▶ **GIVEN EXERCISE**: Each line of the material below that holds the word "with" needs to be copied.

(Stored data entries)
-- begin --
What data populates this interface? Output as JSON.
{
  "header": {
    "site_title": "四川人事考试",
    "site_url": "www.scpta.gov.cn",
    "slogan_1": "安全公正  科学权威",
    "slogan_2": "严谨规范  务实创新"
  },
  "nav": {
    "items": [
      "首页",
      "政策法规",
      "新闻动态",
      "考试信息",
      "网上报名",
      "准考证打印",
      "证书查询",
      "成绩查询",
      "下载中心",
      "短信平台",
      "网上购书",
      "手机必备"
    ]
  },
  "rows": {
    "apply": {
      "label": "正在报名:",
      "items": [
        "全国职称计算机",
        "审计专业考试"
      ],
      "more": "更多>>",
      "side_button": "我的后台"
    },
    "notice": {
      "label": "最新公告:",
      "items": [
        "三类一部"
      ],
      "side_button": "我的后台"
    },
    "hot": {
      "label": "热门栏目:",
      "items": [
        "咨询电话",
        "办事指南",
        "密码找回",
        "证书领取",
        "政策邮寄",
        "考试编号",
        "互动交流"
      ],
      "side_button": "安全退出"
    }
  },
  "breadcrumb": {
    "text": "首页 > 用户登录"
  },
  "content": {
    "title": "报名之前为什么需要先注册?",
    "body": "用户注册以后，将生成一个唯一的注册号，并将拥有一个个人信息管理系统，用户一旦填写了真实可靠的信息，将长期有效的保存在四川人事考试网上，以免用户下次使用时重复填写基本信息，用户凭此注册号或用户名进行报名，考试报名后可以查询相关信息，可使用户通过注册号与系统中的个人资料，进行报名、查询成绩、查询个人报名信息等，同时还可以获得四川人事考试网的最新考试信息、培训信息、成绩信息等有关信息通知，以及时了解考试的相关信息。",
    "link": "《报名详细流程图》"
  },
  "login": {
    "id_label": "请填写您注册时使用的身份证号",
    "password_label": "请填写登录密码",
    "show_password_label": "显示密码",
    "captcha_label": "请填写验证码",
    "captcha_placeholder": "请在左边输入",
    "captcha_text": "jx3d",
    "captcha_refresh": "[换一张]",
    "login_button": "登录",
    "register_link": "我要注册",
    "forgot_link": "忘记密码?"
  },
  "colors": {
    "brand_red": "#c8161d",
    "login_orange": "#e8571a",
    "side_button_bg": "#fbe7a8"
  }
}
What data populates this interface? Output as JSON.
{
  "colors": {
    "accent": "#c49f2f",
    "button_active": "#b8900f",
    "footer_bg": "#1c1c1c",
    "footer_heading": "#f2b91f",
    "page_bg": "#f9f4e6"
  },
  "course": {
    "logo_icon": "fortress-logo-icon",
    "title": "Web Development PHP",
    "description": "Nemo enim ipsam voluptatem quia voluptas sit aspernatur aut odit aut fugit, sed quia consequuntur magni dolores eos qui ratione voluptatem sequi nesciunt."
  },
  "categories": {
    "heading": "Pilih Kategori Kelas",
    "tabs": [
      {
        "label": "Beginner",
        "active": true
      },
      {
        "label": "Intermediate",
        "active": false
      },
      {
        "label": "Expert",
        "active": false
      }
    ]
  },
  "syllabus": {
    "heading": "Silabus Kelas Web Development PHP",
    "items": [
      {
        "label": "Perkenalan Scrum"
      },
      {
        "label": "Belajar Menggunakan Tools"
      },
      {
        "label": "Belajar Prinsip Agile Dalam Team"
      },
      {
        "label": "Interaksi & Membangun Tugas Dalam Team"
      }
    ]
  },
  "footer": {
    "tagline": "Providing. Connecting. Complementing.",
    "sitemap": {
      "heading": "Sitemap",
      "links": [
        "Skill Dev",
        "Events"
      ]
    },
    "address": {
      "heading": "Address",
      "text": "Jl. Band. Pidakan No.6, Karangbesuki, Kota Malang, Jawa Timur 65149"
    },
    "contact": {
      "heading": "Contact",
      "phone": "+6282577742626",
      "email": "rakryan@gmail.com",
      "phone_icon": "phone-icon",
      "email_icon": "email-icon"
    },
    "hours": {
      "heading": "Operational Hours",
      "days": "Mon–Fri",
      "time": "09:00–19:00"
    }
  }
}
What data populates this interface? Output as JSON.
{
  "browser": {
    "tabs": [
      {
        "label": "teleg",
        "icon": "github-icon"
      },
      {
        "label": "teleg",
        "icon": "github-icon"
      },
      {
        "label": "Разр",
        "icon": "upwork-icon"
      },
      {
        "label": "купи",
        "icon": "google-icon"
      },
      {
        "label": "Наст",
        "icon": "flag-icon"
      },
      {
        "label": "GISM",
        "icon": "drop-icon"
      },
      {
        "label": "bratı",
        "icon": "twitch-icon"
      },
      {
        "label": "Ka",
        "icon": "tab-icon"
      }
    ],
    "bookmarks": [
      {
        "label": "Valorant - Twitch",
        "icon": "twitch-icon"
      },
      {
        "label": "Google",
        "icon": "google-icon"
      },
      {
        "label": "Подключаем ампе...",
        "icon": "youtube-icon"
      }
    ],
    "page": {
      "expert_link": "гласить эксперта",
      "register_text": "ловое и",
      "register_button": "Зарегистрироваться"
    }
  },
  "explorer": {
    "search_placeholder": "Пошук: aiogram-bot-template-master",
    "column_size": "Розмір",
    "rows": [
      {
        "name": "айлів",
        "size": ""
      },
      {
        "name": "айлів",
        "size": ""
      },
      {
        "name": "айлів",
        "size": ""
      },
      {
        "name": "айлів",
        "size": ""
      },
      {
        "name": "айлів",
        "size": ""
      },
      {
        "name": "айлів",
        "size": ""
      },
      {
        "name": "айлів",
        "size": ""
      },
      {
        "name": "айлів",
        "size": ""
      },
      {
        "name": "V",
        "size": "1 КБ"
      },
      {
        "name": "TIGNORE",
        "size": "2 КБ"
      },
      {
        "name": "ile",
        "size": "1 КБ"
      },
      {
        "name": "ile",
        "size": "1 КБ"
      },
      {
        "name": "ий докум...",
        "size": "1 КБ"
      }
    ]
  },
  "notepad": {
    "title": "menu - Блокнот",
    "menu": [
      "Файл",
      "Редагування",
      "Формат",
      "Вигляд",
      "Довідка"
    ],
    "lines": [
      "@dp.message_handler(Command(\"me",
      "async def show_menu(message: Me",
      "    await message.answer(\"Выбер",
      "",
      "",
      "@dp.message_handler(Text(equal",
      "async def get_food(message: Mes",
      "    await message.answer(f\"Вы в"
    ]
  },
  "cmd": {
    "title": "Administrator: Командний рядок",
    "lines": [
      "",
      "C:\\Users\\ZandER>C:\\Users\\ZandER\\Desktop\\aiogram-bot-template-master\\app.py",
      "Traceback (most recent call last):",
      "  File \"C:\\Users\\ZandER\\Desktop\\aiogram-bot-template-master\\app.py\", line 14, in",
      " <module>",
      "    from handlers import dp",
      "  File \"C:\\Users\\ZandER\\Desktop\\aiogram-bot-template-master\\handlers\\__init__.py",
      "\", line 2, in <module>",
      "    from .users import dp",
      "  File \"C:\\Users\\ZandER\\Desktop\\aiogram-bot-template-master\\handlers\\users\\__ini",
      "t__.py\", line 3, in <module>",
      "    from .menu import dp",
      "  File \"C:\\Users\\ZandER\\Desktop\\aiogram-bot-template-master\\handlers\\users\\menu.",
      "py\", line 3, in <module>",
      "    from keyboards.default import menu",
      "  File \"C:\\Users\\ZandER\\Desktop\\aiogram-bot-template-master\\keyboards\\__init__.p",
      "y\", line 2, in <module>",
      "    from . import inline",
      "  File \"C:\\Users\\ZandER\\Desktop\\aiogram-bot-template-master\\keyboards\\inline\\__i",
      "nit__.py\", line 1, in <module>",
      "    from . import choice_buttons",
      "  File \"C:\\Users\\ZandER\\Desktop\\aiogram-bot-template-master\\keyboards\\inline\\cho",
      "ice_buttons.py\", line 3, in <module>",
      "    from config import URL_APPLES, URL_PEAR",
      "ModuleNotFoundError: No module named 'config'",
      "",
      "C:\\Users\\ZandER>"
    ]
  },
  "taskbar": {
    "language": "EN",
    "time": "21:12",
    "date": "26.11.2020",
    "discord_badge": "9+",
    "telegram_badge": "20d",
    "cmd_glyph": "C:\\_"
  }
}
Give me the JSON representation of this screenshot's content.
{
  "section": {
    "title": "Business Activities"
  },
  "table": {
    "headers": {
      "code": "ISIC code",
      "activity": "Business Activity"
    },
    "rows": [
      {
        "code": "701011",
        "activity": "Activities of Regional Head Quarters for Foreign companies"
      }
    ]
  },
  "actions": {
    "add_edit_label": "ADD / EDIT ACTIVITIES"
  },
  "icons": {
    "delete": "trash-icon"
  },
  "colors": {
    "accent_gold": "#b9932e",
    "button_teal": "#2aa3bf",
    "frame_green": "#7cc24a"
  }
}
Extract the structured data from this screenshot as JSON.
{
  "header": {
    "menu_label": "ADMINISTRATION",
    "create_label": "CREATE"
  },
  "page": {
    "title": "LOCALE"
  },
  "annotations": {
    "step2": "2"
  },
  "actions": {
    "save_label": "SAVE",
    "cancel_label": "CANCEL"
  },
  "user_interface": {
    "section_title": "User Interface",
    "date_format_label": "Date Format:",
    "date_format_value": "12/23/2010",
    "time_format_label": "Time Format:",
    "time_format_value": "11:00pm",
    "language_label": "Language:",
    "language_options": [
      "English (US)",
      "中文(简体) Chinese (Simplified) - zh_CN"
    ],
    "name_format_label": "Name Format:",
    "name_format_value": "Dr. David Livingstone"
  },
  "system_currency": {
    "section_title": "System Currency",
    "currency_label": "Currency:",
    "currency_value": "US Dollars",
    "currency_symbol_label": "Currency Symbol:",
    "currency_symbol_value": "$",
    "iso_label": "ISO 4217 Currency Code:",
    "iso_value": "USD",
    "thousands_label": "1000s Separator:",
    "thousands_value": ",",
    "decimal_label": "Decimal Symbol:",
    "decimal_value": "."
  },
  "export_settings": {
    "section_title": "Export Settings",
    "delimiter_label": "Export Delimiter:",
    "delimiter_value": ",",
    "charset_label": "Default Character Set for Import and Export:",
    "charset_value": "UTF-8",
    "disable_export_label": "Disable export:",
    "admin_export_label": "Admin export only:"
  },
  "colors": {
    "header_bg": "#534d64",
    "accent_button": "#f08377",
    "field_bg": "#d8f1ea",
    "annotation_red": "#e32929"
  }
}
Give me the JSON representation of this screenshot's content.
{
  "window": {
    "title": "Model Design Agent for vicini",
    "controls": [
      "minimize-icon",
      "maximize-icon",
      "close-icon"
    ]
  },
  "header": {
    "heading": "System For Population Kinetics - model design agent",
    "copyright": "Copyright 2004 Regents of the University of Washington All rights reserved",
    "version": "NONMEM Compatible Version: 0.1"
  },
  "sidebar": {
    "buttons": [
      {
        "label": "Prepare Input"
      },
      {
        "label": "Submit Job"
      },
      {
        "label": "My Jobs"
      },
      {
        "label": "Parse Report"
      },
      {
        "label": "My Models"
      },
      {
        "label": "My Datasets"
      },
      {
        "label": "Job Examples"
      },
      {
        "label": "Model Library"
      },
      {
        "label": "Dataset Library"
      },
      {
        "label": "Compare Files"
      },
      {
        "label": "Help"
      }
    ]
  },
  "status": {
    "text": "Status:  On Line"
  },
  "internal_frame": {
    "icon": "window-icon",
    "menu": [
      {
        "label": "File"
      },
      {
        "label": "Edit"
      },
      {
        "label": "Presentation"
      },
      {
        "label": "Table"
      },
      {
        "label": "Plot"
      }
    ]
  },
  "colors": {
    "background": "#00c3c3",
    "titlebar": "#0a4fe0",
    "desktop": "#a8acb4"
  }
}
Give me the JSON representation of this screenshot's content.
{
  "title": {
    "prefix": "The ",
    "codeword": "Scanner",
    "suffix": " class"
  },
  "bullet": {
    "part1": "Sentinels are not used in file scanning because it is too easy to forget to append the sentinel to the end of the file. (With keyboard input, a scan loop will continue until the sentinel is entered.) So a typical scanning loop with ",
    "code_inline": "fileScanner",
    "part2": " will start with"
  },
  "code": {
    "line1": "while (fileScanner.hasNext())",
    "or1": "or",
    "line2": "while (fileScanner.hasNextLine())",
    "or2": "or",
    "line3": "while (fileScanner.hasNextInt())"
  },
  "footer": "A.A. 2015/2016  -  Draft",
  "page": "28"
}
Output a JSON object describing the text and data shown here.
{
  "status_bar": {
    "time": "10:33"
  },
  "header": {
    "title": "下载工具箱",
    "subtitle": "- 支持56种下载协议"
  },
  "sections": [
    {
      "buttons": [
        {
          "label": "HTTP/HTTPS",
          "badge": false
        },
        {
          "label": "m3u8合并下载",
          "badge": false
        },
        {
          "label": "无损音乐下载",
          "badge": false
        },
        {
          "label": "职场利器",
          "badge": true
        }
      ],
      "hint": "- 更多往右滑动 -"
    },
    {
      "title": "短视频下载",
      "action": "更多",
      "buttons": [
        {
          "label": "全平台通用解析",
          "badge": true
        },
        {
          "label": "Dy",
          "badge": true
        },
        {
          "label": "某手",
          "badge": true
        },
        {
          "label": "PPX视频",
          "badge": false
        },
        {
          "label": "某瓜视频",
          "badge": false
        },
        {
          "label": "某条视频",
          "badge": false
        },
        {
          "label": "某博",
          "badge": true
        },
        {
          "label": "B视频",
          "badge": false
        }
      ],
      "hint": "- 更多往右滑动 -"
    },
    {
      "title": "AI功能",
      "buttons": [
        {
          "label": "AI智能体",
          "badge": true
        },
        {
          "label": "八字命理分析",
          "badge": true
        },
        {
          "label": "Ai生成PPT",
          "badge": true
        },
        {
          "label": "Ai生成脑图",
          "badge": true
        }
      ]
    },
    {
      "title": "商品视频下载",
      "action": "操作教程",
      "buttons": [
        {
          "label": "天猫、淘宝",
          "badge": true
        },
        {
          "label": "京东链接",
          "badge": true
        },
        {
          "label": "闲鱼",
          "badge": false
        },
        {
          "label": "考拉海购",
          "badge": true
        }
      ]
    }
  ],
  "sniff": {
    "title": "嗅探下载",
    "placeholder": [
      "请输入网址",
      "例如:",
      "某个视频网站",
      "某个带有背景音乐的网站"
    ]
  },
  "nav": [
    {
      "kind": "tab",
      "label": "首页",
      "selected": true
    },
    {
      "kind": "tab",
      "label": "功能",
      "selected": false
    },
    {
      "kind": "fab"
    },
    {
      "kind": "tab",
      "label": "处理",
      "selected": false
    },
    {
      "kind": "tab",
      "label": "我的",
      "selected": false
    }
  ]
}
-- end --
▶ **RESULT OF THE EXERCISE**:
    "part1": "Sentinels are not used in file scanning because it is too easy to forget to append the sentinel to the end of the file. (With keyboard input, a scan loop will continue until the sentinel is entered.) So a typical scanning loop with ",
    "part2": " will start with"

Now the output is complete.